§ **Task description**
Look through the data below and count each line where the word "Scirpus" appears. Reply with the count alone.

§ **Supplied material**

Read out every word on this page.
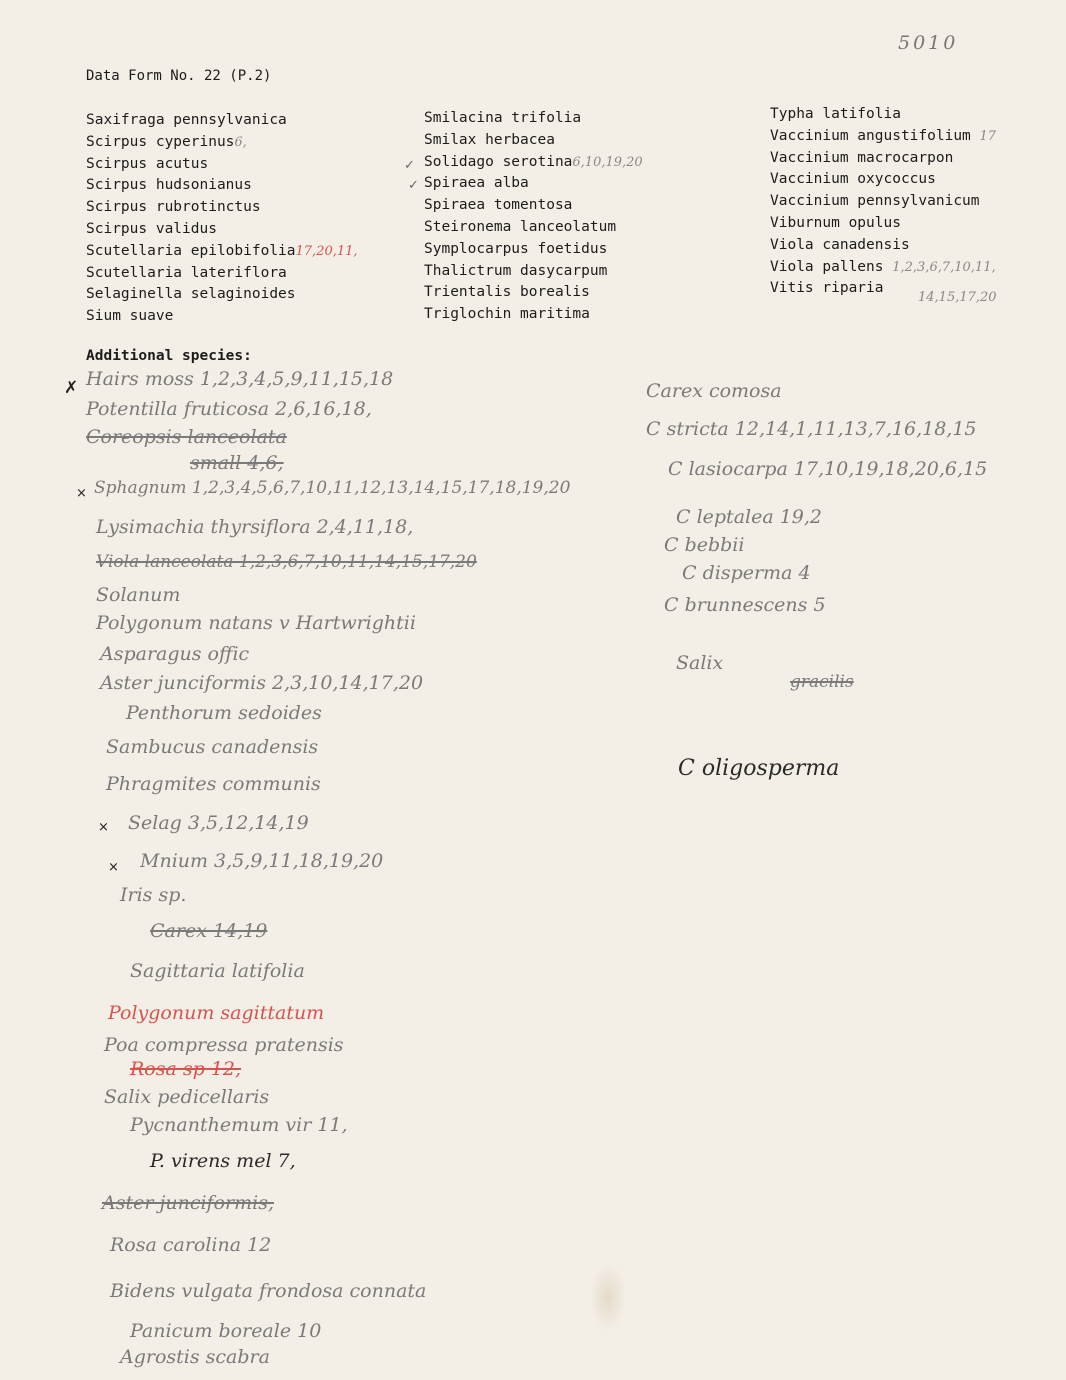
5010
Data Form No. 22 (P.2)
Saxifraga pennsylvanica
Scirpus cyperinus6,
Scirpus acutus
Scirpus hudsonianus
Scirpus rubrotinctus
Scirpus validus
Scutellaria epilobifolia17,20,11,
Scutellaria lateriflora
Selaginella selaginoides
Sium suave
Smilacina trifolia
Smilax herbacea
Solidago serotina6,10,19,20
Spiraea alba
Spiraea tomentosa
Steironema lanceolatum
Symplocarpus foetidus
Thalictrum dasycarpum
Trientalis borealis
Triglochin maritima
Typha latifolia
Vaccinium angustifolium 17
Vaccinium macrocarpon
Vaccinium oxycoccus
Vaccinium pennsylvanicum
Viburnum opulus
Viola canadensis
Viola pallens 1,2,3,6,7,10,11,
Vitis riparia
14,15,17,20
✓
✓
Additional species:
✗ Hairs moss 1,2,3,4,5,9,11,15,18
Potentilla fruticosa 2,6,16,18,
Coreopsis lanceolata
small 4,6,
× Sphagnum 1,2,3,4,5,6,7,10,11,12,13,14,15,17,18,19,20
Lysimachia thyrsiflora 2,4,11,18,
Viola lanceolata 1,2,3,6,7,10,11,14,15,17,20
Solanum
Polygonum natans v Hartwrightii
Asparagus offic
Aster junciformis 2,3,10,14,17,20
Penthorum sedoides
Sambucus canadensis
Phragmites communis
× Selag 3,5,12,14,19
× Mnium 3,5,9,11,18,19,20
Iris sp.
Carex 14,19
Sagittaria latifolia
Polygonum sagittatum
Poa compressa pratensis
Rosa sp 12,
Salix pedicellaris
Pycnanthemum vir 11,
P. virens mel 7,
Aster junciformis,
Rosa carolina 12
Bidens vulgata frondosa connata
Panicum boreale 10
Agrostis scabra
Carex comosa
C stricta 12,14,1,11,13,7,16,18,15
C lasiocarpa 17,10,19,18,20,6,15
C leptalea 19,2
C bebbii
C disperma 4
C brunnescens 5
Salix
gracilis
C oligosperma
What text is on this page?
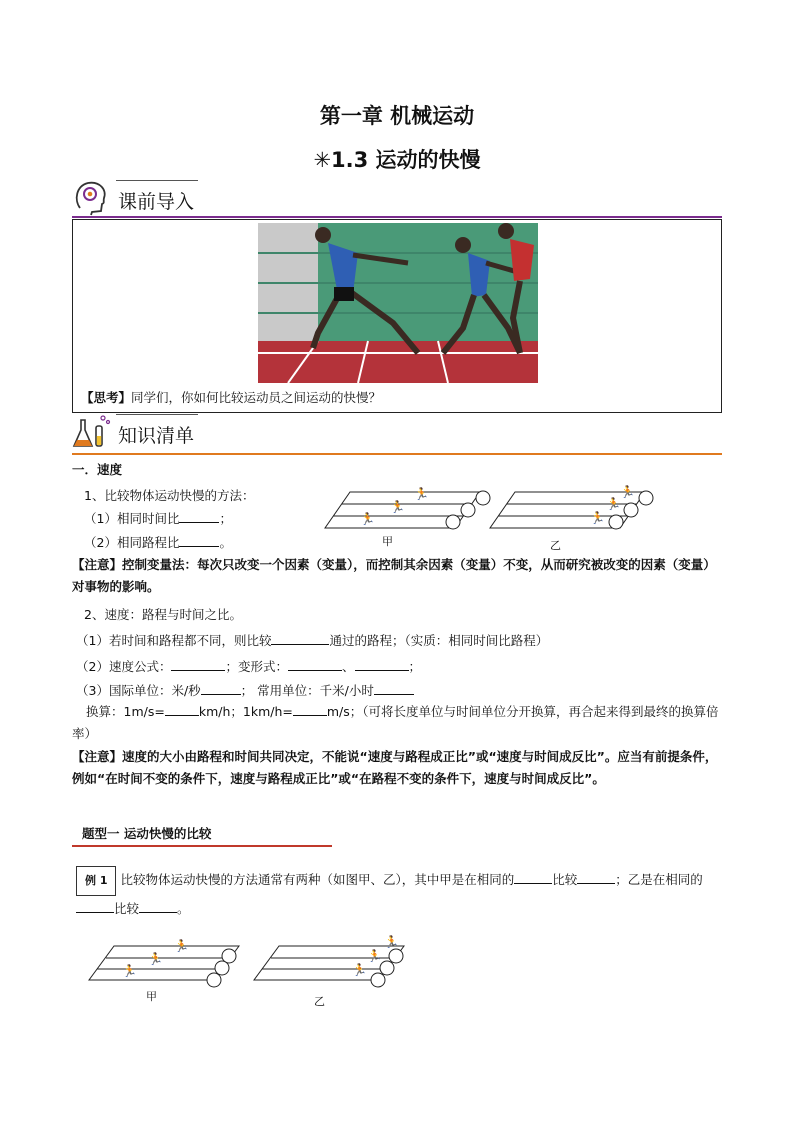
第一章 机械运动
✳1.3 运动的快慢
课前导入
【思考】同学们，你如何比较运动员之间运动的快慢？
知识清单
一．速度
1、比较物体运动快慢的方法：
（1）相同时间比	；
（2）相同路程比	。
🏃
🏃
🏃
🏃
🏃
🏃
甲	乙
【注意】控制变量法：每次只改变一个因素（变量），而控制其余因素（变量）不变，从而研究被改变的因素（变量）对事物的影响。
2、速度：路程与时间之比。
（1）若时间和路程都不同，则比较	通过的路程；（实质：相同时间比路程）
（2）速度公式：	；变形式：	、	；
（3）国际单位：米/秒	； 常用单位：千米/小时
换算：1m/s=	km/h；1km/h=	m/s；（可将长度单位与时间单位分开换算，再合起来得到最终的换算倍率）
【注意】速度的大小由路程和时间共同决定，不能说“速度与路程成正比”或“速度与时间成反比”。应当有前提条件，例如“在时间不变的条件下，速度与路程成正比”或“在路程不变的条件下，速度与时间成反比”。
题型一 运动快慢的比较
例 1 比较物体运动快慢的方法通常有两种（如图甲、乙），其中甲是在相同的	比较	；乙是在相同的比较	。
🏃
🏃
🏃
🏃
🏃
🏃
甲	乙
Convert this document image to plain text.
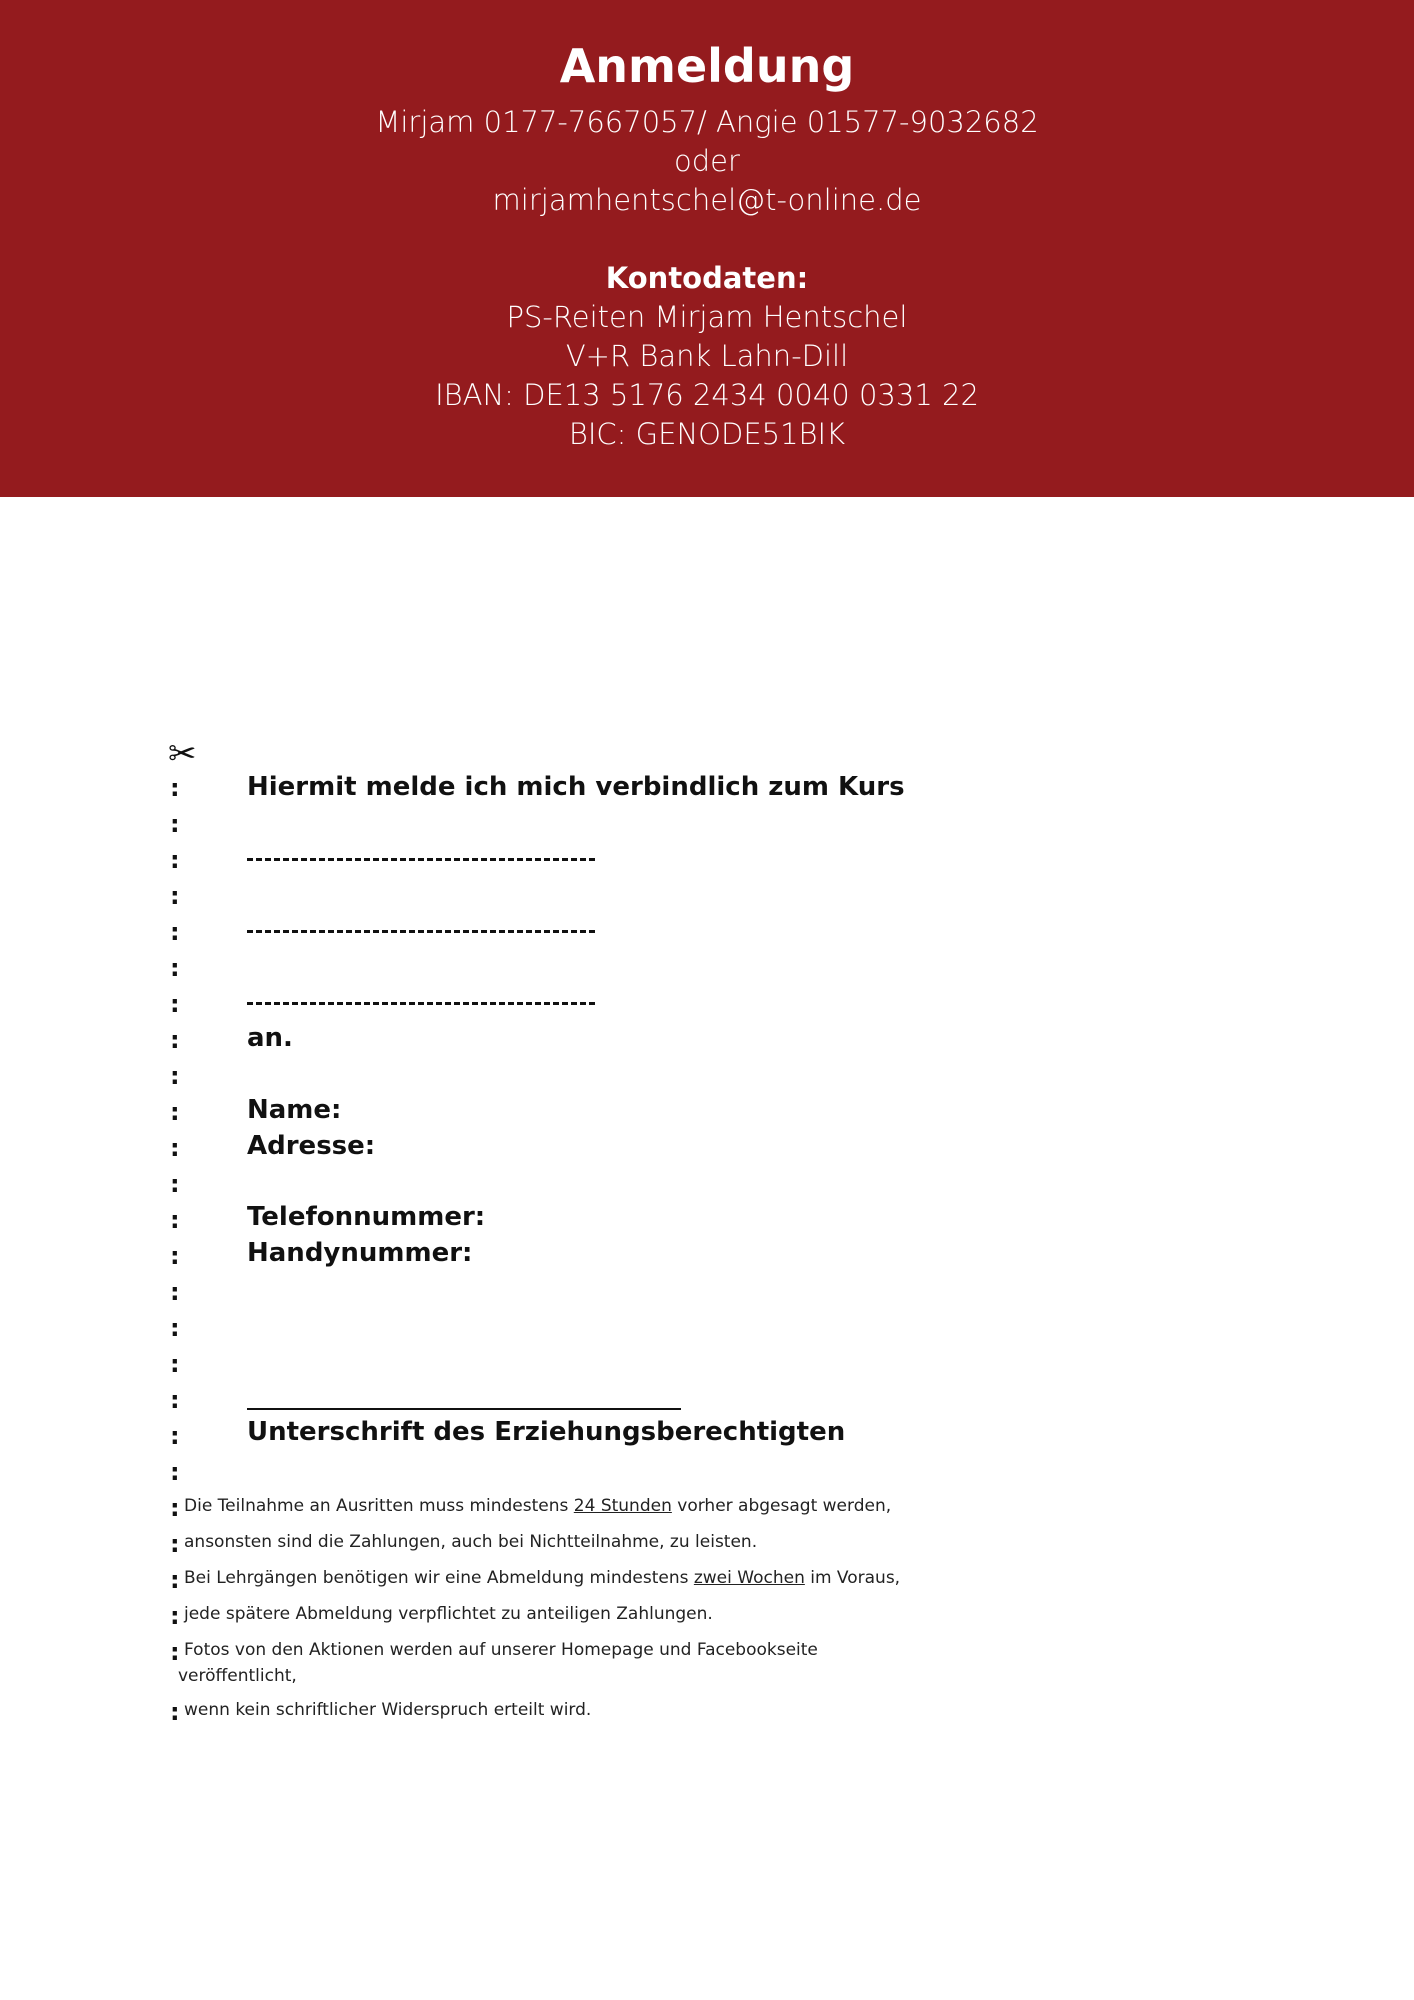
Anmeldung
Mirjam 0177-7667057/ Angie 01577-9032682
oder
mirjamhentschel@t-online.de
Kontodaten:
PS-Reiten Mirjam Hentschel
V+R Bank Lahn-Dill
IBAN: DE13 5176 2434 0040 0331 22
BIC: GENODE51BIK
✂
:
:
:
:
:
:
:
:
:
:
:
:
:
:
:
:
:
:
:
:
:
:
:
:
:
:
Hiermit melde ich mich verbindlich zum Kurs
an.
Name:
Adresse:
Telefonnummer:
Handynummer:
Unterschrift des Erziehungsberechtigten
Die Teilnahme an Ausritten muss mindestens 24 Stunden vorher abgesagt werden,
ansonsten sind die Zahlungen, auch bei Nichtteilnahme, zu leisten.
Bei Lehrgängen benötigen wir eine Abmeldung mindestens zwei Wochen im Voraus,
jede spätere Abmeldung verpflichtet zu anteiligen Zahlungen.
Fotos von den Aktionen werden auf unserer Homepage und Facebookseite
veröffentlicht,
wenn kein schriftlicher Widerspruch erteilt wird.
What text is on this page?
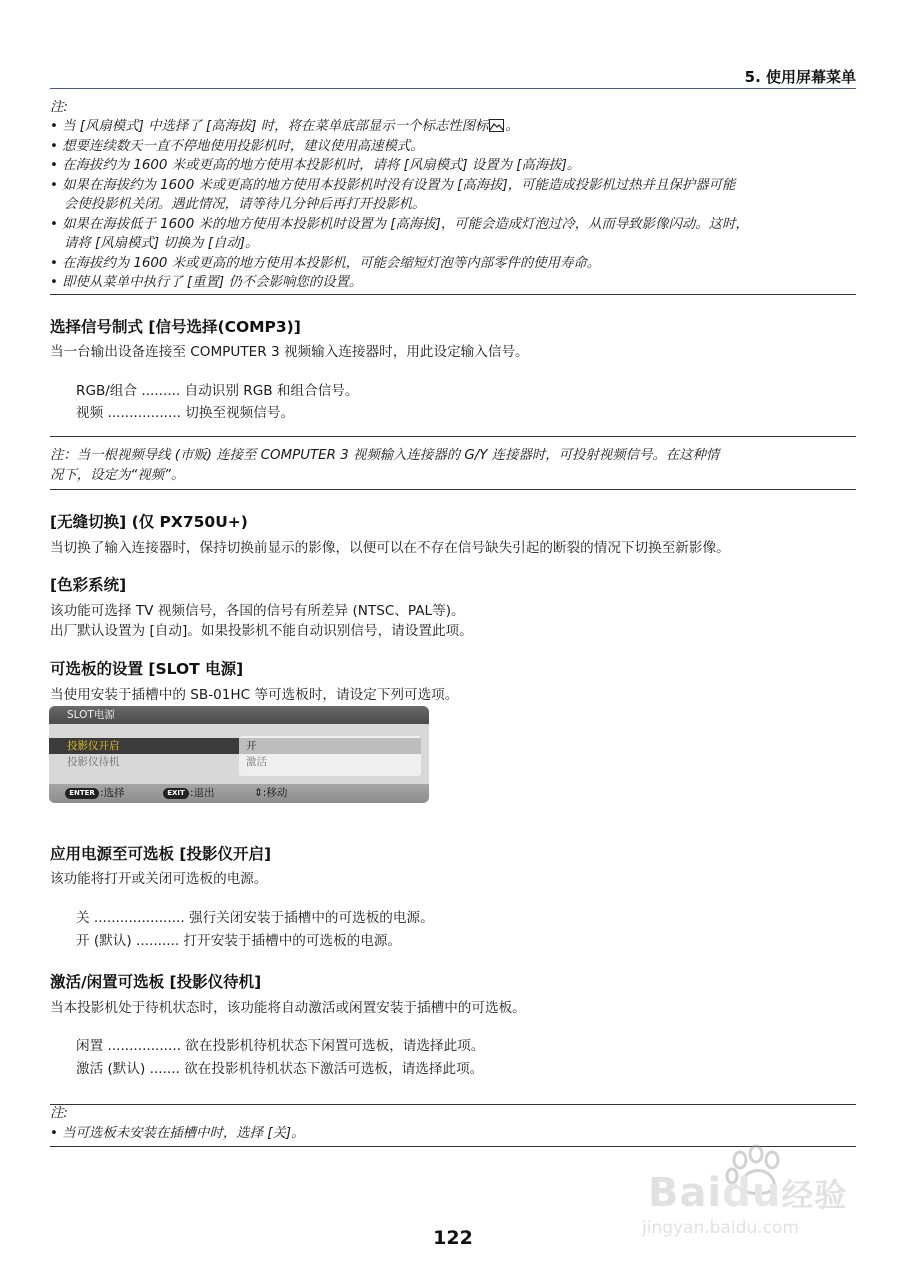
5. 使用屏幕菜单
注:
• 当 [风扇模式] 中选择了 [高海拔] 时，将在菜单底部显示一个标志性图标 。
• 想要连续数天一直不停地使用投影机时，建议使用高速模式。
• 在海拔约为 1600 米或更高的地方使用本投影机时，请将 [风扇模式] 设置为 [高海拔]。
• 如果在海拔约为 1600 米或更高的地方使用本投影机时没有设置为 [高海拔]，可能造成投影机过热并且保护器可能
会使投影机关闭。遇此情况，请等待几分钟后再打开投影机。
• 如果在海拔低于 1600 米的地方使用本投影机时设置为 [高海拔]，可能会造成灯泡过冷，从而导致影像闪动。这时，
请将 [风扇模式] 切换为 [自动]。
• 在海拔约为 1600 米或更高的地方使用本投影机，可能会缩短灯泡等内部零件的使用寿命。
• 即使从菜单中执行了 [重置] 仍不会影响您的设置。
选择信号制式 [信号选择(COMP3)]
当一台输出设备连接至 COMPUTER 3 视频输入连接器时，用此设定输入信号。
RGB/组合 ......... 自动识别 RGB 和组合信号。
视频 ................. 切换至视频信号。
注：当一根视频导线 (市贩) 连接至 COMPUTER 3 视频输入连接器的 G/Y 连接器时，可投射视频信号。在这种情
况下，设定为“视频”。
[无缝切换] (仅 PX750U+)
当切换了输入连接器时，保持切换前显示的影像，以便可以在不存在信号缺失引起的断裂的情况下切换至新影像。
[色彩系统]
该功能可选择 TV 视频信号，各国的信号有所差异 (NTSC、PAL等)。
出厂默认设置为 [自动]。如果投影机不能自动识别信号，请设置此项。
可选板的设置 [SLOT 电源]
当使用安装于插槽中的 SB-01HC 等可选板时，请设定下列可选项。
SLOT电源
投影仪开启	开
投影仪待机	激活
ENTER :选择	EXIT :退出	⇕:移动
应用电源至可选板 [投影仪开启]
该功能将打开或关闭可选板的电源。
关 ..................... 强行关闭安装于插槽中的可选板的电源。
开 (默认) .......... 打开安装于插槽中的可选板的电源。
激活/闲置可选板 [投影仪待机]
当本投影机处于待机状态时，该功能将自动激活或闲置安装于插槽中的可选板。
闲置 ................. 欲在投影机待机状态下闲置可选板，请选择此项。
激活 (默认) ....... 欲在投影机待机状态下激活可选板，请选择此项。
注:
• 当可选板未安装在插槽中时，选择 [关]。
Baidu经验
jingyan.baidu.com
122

§ **Problem solution**
5